> SOURCE TEXT
+-------+

The software-defined datacentre is best in moving to the Cloud, says VMware's Minhazuddin

29.05.2015
The software-defined datacentre should be the foundation of a business' Cloud journey, according to Cloud and software virtualisation company, VMware.

That was the key message from the company's product marketing senior director, Muneyb Minhazuddin, who was speaking at VMware's datacentre virtualisation and hybrid Cloud extensibility session at its Virtual Cloud Day 2015.

"There are other hardware-defined datacentres in solutions in the market, but they integrate and their value is in the hardware. So it doesn't help you scale that quickly because you're stuck with innovation in the hardware components," he said.

Minhazuddin claimed a software-defined datacentre doesn't limit a business' scalability. In addition, it allows scalability across multiple datacentres and in a hybrid Cloud environment that are more dynamic in nature.

"That's the kind of infrastructure a business needs going forward. This is a critical way for business win."

He also highlighted the multiple phases of maturity around this, as a software-defined datacentre is not something that businesses can create and deploy overnight. Minhazuddin suggested companies start with optimising compute environments.

+-------+

> STORED DATA

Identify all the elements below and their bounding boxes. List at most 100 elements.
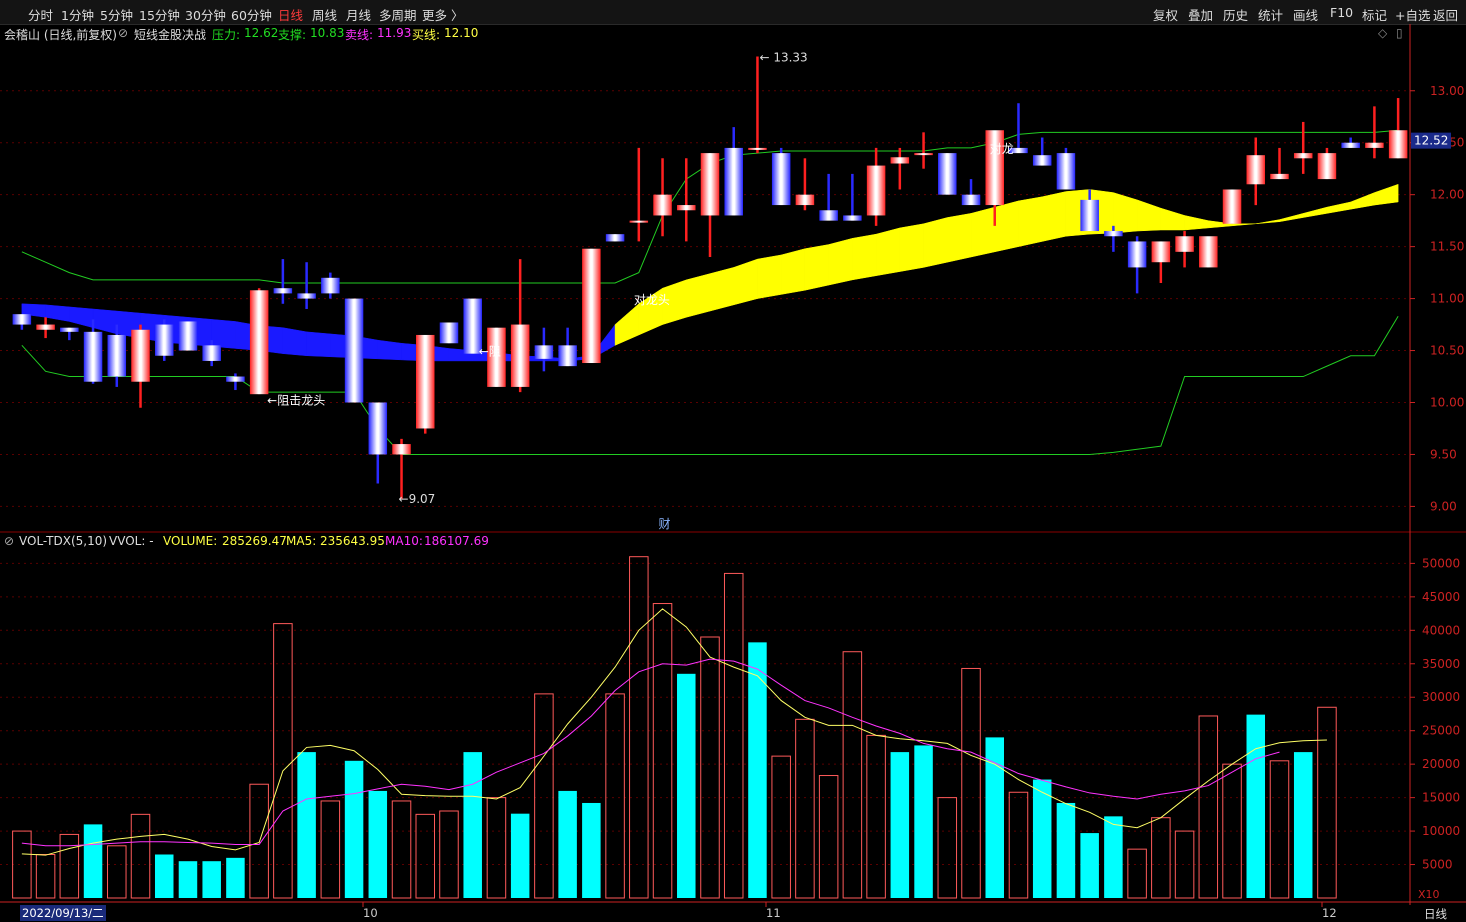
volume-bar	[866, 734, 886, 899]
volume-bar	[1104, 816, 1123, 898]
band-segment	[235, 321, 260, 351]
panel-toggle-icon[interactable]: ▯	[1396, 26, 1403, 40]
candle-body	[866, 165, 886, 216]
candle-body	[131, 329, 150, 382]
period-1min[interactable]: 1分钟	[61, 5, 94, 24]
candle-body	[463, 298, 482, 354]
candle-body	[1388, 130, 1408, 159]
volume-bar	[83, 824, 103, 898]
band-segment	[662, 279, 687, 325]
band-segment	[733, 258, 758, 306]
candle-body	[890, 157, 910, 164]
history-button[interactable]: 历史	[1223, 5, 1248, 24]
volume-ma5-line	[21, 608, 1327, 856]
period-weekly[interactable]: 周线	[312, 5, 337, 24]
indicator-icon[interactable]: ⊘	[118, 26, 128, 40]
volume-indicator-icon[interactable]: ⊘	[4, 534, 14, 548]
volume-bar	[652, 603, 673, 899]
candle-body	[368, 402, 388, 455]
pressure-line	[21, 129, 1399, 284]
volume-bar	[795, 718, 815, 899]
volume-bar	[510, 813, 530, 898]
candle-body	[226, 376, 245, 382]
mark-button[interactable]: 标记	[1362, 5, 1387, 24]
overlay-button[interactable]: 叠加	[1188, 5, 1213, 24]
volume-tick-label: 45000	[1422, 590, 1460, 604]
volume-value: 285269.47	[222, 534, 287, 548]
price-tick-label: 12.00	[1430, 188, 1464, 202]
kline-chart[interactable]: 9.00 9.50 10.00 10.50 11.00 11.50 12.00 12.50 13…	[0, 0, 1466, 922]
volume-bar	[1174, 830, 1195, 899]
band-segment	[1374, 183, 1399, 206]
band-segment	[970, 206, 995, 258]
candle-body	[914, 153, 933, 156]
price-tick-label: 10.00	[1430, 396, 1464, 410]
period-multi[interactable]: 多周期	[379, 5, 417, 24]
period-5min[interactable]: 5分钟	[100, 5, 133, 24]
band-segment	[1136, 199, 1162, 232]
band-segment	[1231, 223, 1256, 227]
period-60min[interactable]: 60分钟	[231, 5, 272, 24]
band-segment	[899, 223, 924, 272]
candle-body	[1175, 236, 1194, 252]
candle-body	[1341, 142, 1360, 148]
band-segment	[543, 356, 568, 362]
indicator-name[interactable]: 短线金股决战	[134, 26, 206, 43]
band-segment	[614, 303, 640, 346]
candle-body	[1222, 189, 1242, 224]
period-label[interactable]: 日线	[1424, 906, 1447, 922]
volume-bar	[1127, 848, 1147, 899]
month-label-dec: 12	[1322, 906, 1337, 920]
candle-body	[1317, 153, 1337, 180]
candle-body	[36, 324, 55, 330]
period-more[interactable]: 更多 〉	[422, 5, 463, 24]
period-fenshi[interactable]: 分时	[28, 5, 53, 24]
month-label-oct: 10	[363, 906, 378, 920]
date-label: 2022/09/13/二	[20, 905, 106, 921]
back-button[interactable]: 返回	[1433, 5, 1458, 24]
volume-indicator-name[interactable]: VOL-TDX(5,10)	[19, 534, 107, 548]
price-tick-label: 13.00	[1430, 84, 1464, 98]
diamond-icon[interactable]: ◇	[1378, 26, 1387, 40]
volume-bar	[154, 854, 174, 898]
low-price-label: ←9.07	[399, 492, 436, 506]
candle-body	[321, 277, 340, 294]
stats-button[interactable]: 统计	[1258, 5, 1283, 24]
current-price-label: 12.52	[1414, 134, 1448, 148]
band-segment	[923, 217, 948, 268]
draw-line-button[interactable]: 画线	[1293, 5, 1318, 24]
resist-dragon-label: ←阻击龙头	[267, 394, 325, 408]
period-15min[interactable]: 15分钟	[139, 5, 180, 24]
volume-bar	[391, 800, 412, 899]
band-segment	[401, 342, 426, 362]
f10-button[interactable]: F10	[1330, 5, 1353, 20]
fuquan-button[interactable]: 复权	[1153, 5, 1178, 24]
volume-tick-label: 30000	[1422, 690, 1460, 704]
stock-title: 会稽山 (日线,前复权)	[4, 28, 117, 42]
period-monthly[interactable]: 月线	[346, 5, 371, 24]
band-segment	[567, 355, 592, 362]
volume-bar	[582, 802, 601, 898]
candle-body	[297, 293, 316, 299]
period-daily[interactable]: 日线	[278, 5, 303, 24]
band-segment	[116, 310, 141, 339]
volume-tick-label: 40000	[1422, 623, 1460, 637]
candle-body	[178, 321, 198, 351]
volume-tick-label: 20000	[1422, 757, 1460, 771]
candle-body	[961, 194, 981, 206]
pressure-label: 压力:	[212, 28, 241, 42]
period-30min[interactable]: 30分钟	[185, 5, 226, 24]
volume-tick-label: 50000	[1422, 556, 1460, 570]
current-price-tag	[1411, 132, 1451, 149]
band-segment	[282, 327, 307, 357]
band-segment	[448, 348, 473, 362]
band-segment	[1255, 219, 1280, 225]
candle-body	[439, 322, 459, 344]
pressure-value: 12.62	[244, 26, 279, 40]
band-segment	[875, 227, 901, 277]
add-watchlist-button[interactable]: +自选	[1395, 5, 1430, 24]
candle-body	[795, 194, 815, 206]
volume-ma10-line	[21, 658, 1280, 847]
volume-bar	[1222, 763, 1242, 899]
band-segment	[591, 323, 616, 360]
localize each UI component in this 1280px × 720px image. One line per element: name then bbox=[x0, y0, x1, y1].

+-------+

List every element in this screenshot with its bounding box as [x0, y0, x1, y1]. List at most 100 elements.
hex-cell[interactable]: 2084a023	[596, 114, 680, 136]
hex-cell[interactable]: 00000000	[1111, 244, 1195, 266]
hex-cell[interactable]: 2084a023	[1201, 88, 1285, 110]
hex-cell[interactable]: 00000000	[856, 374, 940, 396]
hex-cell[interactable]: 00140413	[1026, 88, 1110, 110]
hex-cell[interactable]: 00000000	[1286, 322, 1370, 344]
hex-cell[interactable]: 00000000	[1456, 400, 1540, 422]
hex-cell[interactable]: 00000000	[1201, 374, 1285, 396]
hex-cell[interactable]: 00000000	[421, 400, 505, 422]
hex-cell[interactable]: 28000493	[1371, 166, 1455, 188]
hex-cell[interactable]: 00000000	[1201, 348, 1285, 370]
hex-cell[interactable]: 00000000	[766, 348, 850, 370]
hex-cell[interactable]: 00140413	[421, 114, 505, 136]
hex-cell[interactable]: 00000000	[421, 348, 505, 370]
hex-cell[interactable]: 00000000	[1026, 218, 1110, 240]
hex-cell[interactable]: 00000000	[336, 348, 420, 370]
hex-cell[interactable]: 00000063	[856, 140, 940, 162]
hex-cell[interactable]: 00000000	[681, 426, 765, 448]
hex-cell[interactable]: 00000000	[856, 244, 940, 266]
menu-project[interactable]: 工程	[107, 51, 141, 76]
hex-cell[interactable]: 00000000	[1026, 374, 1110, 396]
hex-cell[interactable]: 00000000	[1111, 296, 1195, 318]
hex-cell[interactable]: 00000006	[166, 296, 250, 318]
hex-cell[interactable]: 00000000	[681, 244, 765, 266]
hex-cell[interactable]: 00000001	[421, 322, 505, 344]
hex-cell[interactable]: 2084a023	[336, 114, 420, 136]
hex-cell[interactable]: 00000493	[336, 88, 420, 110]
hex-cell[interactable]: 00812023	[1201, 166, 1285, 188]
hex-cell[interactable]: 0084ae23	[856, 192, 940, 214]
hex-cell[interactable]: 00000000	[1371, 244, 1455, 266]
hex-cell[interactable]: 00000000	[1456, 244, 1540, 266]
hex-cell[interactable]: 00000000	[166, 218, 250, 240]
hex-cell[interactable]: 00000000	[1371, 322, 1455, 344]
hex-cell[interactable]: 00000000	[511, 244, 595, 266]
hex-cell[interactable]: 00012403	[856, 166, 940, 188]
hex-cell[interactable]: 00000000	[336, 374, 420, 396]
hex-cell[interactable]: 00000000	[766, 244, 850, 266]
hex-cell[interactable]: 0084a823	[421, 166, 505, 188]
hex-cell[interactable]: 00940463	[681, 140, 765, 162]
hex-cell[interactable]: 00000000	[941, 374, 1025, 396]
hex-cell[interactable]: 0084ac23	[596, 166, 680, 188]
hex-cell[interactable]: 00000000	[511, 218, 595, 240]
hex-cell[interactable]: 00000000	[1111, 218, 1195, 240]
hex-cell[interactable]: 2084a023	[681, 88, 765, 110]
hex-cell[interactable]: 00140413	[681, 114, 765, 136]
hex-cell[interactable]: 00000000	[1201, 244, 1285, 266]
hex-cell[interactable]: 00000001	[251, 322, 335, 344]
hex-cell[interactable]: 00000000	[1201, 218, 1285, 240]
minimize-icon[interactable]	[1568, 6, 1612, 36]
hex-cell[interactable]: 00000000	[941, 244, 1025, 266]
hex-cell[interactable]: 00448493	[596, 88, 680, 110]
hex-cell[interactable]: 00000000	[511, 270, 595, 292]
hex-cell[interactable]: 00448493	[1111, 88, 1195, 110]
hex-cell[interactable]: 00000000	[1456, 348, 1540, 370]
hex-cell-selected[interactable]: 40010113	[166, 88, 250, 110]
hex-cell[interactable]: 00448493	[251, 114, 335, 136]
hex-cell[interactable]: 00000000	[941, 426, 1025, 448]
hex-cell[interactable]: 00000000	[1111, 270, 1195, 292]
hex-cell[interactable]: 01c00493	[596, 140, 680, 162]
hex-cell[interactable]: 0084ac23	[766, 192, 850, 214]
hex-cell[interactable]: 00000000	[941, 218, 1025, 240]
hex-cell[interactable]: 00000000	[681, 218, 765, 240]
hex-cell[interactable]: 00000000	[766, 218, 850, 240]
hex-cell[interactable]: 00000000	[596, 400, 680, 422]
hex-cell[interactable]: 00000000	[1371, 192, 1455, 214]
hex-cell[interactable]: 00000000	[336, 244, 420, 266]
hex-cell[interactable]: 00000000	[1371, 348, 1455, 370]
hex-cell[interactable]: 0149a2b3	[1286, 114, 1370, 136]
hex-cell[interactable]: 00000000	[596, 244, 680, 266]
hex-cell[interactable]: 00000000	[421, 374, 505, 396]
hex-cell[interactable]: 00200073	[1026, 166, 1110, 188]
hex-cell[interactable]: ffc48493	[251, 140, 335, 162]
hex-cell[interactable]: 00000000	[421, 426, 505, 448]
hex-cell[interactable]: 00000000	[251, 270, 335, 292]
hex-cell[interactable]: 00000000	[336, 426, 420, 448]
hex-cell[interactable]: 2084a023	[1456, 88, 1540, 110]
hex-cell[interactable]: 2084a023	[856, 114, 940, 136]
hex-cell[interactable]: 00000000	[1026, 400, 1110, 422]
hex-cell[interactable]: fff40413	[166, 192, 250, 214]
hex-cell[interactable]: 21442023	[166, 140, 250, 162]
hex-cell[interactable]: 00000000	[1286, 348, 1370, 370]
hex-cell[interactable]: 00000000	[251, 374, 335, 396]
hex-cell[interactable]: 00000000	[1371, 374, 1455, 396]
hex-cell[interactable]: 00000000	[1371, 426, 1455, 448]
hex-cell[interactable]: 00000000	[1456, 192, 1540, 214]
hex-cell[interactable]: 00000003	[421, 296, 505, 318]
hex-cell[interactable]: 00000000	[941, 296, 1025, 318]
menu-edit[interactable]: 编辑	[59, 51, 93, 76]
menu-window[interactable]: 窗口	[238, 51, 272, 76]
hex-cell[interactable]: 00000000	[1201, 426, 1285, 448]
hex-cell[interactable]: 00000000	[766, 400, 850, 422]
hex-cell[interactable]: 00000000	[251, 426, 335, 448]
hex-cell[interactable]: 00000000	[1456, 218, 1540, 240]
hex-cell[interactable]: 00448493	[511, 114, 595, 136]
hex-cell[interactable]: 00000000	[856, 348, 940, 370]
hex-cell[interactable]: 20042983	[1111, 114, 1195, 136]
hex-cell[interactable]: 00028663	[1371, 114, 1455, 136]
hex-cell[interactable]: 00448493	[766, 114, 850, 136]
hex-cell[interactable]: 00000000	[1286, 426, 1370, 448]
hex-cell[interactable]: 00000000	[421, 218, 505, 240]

+-------+

> TO BE DONE
Print the passage of the datacentre article from "Minhazuddin claimed a" to "dynamic in nature.", word for word. Work only from the article on VMware's software-defined datacentre, not from the listing.

> THE REPLY
Minhazuddin claimed a software-defined datacentre doesn't limit a business' scalability. In addition, it allows scalability across multiple datacentres and in a hybrid Cloud environment that are more dynamic in nature.